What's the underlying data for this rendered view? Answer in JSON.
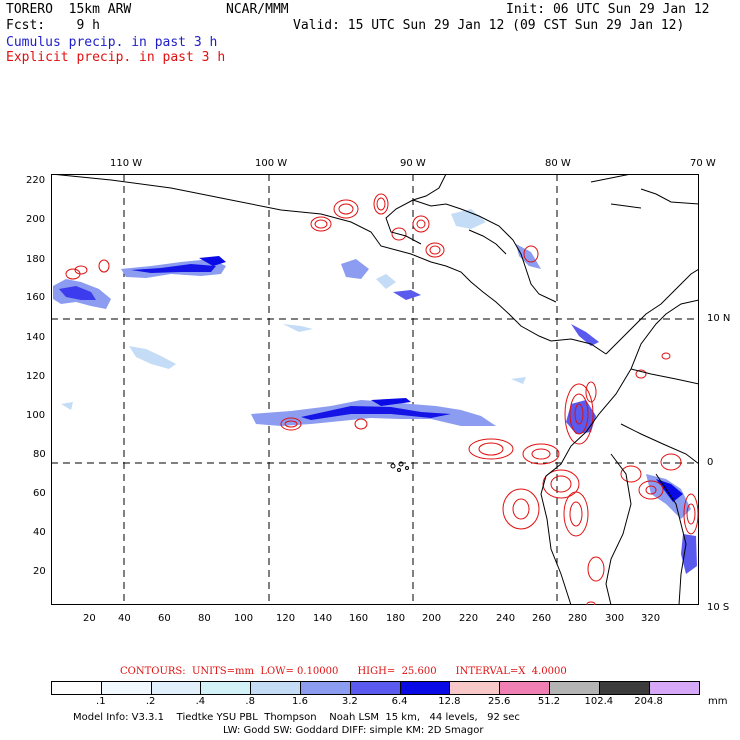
{
  "header": {
    "model": "TORERO  15km ARW",
    "center": "NCAR/MMM",
    "init": "Init: 06 UTC Sun 29 Jan 12",
    "fcst": "Fcst:    9 h",
    "valid": "Valid: 15 UTC Sun 29 Jan 12 (09 CST Sun 29 Jan 12)",
    "cumulus": "Cumulus precip. in past 3 h",
    "explicit": "Explicit precip. in past 3 h"
  },
  "map": {
    "lon_labels": [
      "110 W",
      "100 W",
      "90 W",
      "80 W",
      "70 W"
    ],
    "lat_labels": [
      "10 N",
      "0",
      "10 S"
    ],
    "y_ticks": [
      "220",
      "200",
      "180",
      "160",
      "140",
      "120",
      "100",
      "80",
      "60",
      "40",
      "20"
    ],
    "x_ticks": [
      "20",
      "40",
      "60",
      "80",
      "100",
      "120",
      "140",
      "160",
      "180",
      "200",
      "220",
      "240",
      "260",
      "280",
      "300",
      "320"
    ],
    "colors": {
      "land": "#000000",
      "grid": "#000000",
      "cumulus": "#1e1ec8",
      "explicit": "#e01010"
    }
  },
  "contours": {
    "text": "CONTOURS:  UNITS=mm  LOW= 0.10000      HIGH=  25.600      INTERVAL=X  4.0000"
  },
  "colorbar": {
    "labels": [
      ".1",
      ".2",
      ".4",
      ".8",
      "1.6",
      "3.2",
      "6.4",
      "12.8",
      "25.6",
      "51.2",
      "102.4",
      "204.8"
    ],
    "unit": "mm",
    "colors": [
      "#ffffff",
      "#f2f8ff",
      "#e2f0fb",
      "#d2f2f8",
      "#c4dcf6",
      "#8c9cf0",
      "#5a5aee",
      "#0a0ae6",
      "#f8c8c8",
      "#f080b4",
      "#b4b4b4",
      "#3c3c3c",
      "#d8a8f8"
    ]
  },
  "footer": {
    "line1": "Model Info: V3.3.1    Tiedtke YSU PBL  Thompson    Noah LSM  15 km,   44 levels,   92 sec",
    "line2": "LW: Godd SW: Goddard DIFF: simple KM: 2D Smagor"
  }
}
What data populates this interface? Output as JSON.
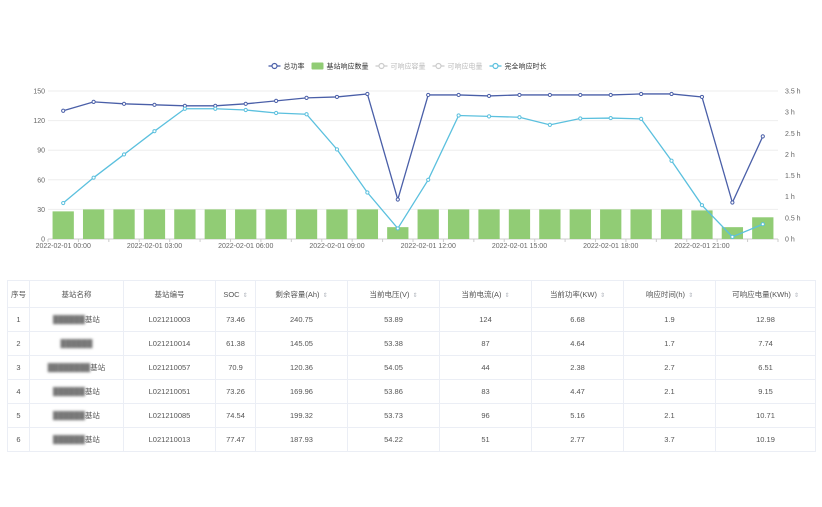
{
  "chart_data": {
    "type": "bar",
    "legend": [
      {
        "name": "总功率",
        "color": "#4a5fa8",
        "symbol": "line-circle",
        "active": true
      },
      {
        "name": "基站响应数量",
        "color": "#91cc75",
        "symbol": "rect",
        "active": true
      },
      {
        "name": "可响应容量",
        "color": "#cccccc",
        "symbol": "line-circle",
        "active": false
      },
      {
        "name": "可响应电量",
        "color": "#cccccc",
        "symbol": "line-circle",
        "active": false
      },
      {
        "name": "完全响应时长",
        "color": "#5bc0de",
        "symbol": "line-circle",
        "active": true
      }
    ],
    "x": [
      "00:00",
      "01:00",
      "02:00",
      "03:00",
      "04:00",
      "05:00",
      "06:00",
      "07:00",
      "08:00",
      "09:00",
      "10:00",
      "11:00",
      "12:00",
      "13:00",
      "14:00",
      "15:00",
      "16:00",
      "17:00",
      "18:00",
      "19:00",
      "20:00",
      "21:00",
      "22:00",
      "23:00"
    ],
    "x_tick_labels": [
      "2022-02-01 00:00",
      "2022-02-01 03:00",
      "2022-02-01 06:00",
      "2022-02-01 09:00",
      "2022-02-01 12:00",
      "2022-02-01 15:00",
      "2022-02-01 18:00",
      "2022-02-01 21:00"
    ],
    "y_left_ticks": [
      "0",
      "30",
      "60",
      "90",
      "120",
      "150"
    ],
    "y_right_ticks": [
      "0 h",
      "0.5 h",
      "1 h",
      "1.5 h",
      "2 h",
      "2.5 h",
      "3 h",
      "3.5 h"
    ],
    "ylim_left": [
      0,
      150
    ],
    "ylim_right": [
      0,
      3.5
    ],
    "series": [
      {
        "name": "总功率",
        "axis": "left",
        "kind": "line",
        "color": "#4a5fa8",
        "values": [
          130,
          139,
          137,
          136,
          135,
          135,
          137,
          140,
          143,
          144,
          147,
          40,
          146,
          146,
          145,
          146,
          146,
          146,
          146,
          147,
          147,
          144,
          37,
          104
        ]
      },
      {
        "name": "基站响应数量",
        "axis": "left",
        "kind": "bar",
        "color": "#91cc75",
        "values": [
          28,
          30,
          30,
          30,
          30,
          30,
          30,
          30,
          30,
          30,
          30,
          12,
          30,
          30,
          30,
          30,
          30,
          30,
          30,
          30,
          30,
          29,
          12,
          22
        ]
      },
      {
        "name": "完全响应时长",
        "axis": "right",
        "kind": "line",
        "color": "#5bc0de",
        "values": [
          0.85,
          1.45,
          2.0,
          2.55,
          3.08,
          3.08,
          3.05,
          2.98,
          2.95,
          2.12,
          1.1,
          0.25,
          1.4,
          2.92,
          2.9,
          2.88,
          2.7,
          2.85,
          2.86,
          2.84,
          1.85,
          0.8,
          0.05,
          0.35
        ]
      }
    ],
    "grid": true,
    "legend_position": "top-center"
  },
  "table": {
    "columns": [
      {
        "label": "序号",
        "sortable": false
      },
      {
        "label": "基站名称",
        "sortable": false
      },
      {
        "label": "基站编号",
        "sortable": false
      },
      {
        "label": "SOC",
        "sortable": true
      },
      {
        "label": "剩余容量(Ah)",
        "sortable": true
      },
      {
        "label": "当前电压(V)",
        "sortable": true
      },
      {
        "label": "当前电流(A)",
        "sortable": true
      },
      {
        "label": "当前功率(KW)",
        "sortable": true
      },
      {
        "label": "响应时间(h)",
        "sortable": true
      },
      {
        "label": "可响应电量(KWh)",
        "sortable": true
      }
    ],
    "sort_icon": "⇕",
    "rows": [
      [
        "1",
        "██████基站",
        "L021210003",
        "73.46",
        "240.75",
        "53.89",
        "124",
        "6.68",
        "1.9",
        "12.98"
      ],
      [
        "2",
        "██████",
        "L021210014",
        "61.38",
        "145.05",
        "53.38",
        "87",
        "4.64",
        "1.7",
        "7.74"
      ],
      [
        "3",
        "████████基站",
        "L021210057",
        "70.9",
        "120.36",
        "54.05",
        "44",
        "2.38",
        "2.7",
        "6.51"
      ],
      [
        "4",
        "██████基站",
        "L021210051",
        "73.26",
        "169.96",
        "53.86",
        "83",
        "4.47",
        "2.1",
        "9.15"
      ],
      [
        "5",
        "██████基站",
        "L021210085",
        "74.54",
        "199.32",
        "53.73",
        "96",
        "5.16",
        "2.1",
        "10.71"
      ],
      [
        "6",
        "██████基站",
        "L021210013",
        "77.47",
        "187.93",
        "54.22",
        "51",
        "2.77",
        "3.7",
        "10.19"
      ]
    ]
  }
}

EXERCISE GOAL: Restate each entry word for word, please, but drop any images it holds.

RESULT:
What's the underlying data for this rendered view? Answer in JSON.
{
  "header": {
    "model": "TORERO  15km ARW",
    "center": "NCAR/MMM",
    "init": "Init: 06 UTC Sun 29 Jan 12",
    "fcst": "Fcst:    9 h",
    "valid": "Valid: 15 UTC Sun 29 Jan 12 (09 CST Sun 29 Jan 12)",
    "cumulus": "Cumulus precip. in past 3 h",
    "explicit": "Explicit precip. in past 3 h"
  },
  "map": {
    "lon_labels": [
      "110 W",
      "100 W",
      "90 W",
      "80 W",
      "70 W"
    ],
    "lat_labels": [
      "10 N",
      "0",
      "10 S"
    ],
    "y_ticks": [
      "220",
      "200",
      "180",
      "160",
      "140",
      "120",
      "100",
      "80",
      "60",
      "40",
      "20"
    ],
    "x_ticks": [
      "20",
      "40",
      "60",
      "80",
      "100",
      "120",
      "140",
      "160",
      "180",
      "200",
      "220",
      "240",
      "260",
      "280",
      "300",
      "320"
    ],
    "colors": {
      "land": "#000000",
      "grid": "#000000",
      "cumulus": "#1e1ec8",
      "explicit": "#e01010"
    }
  },
  "contours": {
    "text": "CONTOURS:  UNITS=mm  LOW= 0.10000      HIGH=  25.600      INTERVAL=X  4.0000"
  },
  "colorbar": {
    "labels": [
      ".1",
      ".2",
      ".4",
      ".8",
      "1.6",
      "3.2",
      "6.4",
      "12.8",
      "25.6",
      "51.2",
      "102.4",
      "204.8"
    ],
    "unit": "mm",
    "colors": [
      "#ffffff",
      "#f2f8ff",
      "#e2f0fb",
      "#d2f2f8",
      "#c4dcf6",
      "#8c9cf0",
      "#5a5aee",
      "#0a0ae6",
      "#f8c8c8",
      "#f080b4",
      "#b4b4b4",
      "#3c3c3c",
      "#d8a8f8"
    ]
  },
  "footer": {
    "line1": "Model Info: V3.3.1    Tiedtke YSU PBL  Thompson    Noah LSM  15 km,   44 levels,   92 sec",
    "line2": "LW: Godd SW: Goddard DIFF: simple KM: 2D Smagor"
  }
}
What data populates this interface? Output as JSON.
{
  "chart_data": {
    "type": "bar",
    "legend": [
      {
        "name": "总功率",
        "color": "#4a5fa8",
        "symbol": "line-circle",
        "active": true
      },
      {
        "name": "基站响应数量",
        "color": "#91cc75",
        "symbol": "rect",
        "active": true
      },
      {
        "name": "可响应容量",
        "color": "#cccccc",
        "symbol": "line-circle",
        "active": false
      },
      {
        "name": "可响应电量",
        "color": "#cccccc",
        "symbol": "line-circle",
        "active": false
      },
      {
        "name": "完全响应时长",
        "color": "#5bc0de",
        "symbol": "line-circle",
        "active": true
      }
    ],
    "x": [
      "00:00",
      "01:00",
      "02:00",
      "03:00",
      "04:00",
      "05:00",
      "06:00",
      "07:00",
      "08:00",
      "09:00",
      "10:00",
      "11:00",
      "12:00",
      "13:00",
      "14:00",
      "15:00",
      "16:00",
      "17:00",
      "18:00",
      "19:00",
      "20:00",
      "21:00",
      "22:00",
      "23:00"
    ],
    "x_tick_labels": [
      "2022-02-01 00:00",
      "2022-02-01 03:00",
      "2022-02-01 06:00",
      "2022-02-01 09:00",
      "2022-02-01 12:00",
      "2022-02-01 15:00",
      "2022-02-01 18:00",
      "2022-02-01 21:00"
    ],
    "y_left_ticks": [
      "0",
      "30",
      "60",
      "90",
      "120",
      "150"
    ],
    "y_right_ticks": [
      "0 h",
      "0.5 h",
      "1 h",
      "1.5 h",
      "2 h",
      "2.5 h",
      "3 h",
      "3.5 h"
    ],
    "ylim_left": [
      0,
      150
    ],
    "ylim_right": [
      0,
      3.5
    ],
    "series": [
      {
        "name": "总功率",
        "axis": "left",
        "kind": "line",
        "color": "#4a5fa8",
        "values": [
          130,
          139,
          137,
          136,
          135,
          135,
          137,
          140,
          143,
          144,
          147,
          40,
          146,
          146,
          145,
          146,
          146,
          146,
          146,
          147,
          147,
          144,
          37,
          104
        ]
      },
      {
        "name": "基站响应数量",
        "axis": "left",
        "kind": "bar",
        "color": "#91cc75",
        "values": [
          28,
          30,
          30,
          30,
          30,
          30,
          30,
          30,
          30,
          30,
          30,
          12,
          30,
          30,
          30,
          30,
          30,
          30,
          30,
          30,
          30,
          29,
          12,
          22
        ]
      },
      {
        "name": "完全响应时长",
        "axis": "right",
        "kind": "line",
        "color": "#5bc0de",
        "values": [
          0.85,
          1.45,
          2.0,
          2.55,
          3.08,
          3.08,
          3.05,
          2.98,
          2.95,
          2.12,
          1.1,
          0.25,
          1.4,
          2.92,
          2.9,
          2.88,
          2.7,
          2.85,
          2.86,
          2.84,
          1.85,
          0.8,
          0.05,
          0.35
        ]
      }
    ],
    "grid": true,
    "legend_position": "top-center"
  },
  "table": {
    "columns": [
      {
        "label": "序号",
        "sortable": false
      },
      {
        "label": "基站名称",
        "sortable": false
      },
      {
        "label": "基站编号",
        "sortable": false
      },
      {
        "label": "SOC",
        "sortable": true
      },
      {
        "label": "剩余容量(Ah)",
        "sortable": true
      },
      {
        "label": "当前电压(V)",
        "sortable": true
      },
      {
        "label": "当前电流(A)",
        "sortable": true
      },
      {
        "label": "当前功率(KW)",
        "sortable": true
      },
      {
        "label": "响应时间(h)",
        "sortable": true
      },
      {
        "label": "可响应电量(KWh)",
        "sortable": true
      }
    ],
    "sort_icon": "⇕",
    "rows": [
      [
        "1",
        "██████基站",
        "L021210003",
        "73.46",
        "240.75",
        "53.89",
        "124",
        "6.68",
        "1.9",
        "12.98"
      ],
      [
        "2",
        "██████",
        "L021210014",
        "61.38",
        "145.05",
        "53.38",
        "87",
        "4.64",
        "1.7",
        "7.74"
      ],
      [
        "3",
        "████████基站",
        "L021210057",
        "70.9",
        "120.36",
        "54.05",
        "44",
        "2.38",
        "2.7",
        "6.51"
      ],
      [
        "4",
        "██████基站",
        "L021210051",
        "73.26",
        "169.96",
        "53.86",
        "83",
        "4.47",
        "2.1",
        "9.15"
      ],
      [
        "5",
        "██████基站",
        "L021210085",
        "74.54",
        "199.32",
        "53.73",
        "96",
        "5.16",
        "2.1",
        "10.71"
      ],
      [
        "6",
        "██████基站",
        "L021210013",
        "77.47",
        "187.93",
        "54.22",
        "51",
        "2.77",
        "3.7",
        "10.19"
      ]
    ]
  }
}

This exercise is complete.